#### MATERIAL PROVIDED:

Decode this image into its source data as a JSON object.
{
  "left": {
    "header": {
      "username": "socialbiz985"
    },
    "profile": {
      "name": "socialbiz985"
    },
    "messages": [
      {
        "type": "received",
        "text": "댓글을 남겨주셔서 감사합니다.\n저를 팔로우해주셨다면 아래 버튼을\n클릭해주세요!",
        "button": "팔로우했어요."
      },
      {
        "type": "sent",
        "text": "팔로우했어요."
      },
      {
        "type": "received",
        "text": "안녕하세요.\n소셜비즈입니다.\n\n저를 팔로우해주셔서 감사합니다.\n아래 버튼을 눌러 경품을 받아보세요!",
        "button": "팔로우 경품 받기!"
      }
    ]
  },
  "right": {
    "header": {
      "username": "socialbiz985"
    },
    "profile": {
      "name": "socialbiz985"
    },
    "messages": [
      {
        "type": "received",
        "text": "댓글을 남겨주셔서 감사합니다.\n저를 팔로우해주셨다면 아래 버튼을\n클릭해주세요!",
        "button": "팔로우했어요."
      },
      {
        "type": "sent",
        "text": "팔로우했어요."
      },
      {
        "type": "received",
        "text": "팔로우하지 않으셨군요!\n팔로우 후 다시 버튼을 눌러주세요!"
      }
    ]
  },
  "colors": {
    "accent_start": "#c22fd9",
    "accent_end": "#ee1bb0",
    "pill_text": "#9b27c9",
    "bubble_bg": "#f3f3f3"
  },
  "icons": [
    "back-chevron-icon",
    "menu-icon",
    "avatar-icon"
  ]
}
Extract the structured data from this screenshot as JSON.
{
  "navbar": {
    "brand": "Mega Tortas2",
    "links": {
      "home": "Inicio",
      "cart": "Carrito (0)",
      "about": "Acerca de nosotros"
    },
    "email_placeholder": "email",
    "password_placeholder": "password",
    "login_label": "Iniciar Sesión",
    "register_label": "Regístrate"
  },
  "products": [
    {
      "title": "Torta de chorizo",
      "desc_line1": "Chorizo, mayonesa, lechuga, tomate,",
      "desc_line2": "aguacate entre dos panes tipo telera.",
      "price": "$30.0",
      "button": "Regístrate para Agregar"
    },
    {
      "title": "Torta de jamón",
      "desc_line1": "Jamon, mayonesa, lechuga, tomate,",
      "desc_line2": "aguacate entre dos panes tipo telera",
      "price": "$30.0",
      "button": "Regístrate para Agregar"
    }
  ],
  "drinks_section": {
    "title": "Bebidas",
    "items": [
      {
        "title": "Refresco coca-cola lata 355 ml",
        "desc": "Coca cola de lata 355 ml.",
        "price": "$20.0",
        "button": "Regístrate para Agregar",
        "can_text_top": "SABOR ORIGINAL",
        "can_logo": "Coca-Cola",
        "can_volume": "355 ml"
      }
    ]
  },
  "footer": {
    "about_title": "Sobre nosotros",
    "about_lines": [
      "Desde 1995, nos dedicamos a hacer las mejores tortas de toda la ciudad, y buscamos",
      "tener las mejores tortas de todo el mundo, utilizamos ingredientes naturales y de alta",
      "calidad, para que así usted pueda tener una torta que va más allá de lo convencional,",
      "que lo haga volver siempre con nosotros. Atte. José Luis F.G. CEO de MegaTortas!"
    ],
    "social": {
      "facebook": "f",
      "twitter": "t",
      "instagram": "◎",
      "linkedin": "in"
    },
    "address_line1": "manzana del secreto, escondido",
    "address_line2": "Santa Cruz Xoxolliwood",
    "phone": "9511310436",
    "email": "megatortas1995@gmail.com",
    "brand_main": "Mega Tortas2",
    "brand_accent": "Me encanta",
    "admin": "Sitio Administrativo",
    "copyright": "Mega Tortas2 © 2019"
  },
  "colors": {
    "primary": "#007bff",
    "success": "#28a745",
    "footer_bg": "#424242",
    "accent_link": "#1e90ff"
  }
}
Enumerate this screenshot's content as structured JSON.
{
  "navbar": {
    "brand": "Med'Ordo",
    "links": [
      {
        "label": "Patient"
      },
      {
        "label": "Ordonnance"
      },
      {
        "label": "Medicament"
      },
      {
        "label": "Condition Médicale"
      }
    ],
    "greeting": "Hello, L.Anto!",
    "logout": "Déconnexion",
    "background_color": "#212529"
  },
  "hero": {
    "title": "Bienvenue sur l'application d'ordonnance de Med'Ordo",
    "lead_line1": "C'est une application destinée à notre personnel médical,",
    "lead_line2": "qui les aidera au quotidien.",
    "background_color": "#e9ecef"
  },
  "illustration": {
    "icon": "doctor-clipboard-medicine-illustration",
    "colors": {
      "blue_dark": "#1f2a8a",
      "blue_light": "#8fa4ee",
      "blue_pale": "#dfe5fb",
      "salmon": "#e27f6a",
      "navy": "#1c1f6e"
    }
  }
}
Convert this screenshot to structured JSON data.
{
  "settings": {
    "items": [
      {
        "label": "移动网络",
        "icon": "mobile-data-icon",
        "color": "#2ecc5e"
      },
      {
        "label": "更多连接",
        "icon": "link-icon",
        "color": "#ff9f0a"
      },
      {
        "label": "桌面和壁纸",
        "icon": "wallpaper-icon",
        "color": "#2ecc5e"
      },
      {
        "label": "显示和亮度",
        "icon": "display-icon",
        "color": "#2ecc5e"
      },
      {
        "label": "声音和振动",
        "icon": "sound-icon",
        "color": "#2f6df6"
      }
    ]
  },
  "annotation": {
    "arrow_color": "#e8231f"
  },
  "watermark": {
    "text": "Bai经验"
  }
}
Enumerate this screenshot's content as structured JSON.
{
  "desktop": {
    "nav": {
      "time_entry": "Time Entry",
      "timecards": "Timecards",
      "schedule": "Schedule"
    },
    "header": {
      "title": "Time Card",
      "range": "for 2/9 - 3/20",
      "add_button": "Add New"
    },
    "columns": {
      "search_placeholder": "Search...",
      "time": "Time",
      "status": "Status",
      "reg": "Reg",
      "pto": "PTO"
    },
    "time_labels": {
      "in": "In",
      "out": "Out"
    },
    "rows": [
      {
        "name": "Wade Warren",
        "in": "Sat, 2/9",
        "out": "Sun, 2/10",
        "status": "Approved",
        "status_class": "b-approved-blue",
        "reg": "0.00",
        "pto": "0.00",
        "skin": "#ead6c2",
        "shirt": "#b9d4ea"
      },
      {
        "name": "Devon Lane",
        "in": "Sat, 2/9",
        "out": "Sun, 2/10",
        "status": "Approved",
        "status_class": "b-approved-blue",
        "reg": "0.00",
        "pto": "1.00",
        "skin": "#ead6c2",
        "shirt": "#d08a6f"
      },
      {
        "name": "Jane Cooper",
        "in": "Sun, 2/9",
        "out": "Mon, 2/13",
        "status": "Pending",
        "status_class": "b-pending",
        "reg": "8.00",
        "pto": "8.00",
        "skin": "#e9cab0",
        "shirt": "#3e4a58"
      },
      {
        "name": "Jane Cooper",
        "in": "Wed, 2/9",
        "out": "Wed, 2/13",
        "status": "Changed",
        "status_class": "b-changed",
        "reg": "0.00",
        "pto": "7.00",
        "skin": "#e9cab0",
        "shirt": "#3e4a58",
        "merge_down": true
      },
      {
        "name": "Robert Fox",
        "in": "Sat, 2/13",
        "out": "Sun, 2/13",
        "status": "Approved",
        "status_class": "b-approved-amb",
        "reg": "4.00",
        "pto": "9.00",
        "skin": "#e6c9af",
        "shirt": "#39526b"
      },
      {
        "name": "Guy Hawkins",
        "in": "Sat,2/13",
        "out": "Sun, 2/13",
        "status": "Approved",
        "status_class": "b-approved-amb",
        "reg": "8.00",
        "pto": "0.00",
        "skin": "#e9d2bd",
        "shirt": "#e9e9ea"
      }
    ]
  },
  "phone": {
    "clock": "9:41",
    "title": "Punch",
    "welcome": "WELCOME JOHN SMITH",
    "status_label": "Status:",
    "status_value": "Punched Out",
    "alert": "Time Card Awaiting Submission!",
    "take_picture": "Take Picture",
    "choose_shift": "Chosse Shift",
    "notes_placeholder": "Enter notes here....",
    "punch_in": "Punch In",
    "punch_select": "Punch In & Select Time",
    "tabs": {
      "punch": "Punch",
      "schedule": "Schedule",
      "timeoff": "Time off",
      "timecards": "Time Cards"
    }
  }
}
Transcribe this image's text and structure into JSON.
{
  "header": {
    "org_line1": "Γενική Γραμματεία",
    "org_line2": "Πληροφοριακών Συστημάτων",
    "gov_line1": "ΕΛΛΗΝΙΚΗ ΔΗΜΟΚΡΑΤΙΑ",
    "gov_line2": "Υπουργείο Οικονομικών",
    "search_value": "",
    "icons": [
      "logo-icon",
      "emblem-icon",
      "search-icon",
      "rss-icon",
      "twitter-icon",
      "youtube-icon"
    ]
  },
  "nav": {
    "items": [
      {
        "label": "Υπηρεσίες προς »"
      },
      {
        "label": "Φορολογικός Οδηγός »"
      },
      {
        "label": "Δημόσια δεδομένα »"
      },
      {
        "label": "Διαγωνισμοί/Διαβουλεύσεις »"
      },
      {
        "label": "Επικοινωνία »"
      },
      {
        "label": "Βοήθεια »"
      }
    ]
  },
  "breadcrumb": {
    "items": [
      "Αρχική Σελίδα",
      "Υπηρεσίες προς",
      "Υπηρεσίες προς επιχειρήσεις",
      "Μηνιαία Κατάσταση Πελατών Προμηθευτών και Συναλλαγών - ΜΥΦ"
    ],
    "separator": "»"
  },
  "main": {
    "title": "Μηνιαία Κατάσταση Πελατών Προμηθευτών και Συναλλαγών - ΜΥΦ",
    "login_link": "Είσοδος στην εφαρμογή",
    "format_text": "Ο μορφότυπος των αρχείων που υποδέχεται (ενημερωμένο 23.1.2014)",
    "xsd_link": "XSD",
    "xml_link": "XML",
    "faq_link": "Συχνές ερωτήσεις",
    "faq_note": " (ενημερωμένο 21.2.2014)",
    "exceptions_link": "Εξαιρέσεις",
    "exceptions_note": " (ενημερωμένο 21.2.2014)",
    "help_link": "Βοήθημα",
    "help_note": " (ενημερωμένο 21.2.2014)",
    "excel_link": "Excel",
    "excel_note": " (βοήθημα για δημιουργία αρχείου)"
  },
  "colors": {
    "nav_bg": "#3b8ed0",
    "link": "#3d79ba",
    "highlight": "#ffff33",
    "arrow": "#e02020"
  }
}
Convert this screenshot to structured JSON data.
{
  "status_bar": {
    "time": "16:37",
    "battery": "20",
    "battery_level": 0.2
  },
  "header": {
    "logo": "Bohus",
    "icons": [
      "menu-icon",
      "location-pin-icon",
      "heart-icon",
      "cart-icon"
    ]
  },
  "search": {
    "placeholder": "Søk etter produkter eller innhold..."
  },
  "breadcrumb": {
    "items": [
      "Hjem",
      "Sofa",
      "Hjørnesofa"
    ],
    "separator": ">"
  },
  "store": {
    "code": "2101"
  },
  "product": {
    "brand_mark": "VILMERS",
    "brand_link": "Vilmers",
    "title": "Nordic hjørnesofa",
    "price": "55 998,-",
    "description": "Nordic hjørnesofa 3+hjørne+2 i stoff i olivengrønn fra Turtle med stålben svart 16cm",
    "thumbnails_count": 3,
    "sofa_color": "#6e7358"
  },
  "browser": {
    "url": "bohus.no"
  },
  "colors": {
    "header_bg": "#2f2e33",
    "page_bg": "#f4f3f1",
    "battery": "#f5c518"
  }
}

#### OBJECTIVE:
In the records shown above, how many lines include the word "Μηνιαία"? Answer with the number only.

#### WRITTEN REPLY:
2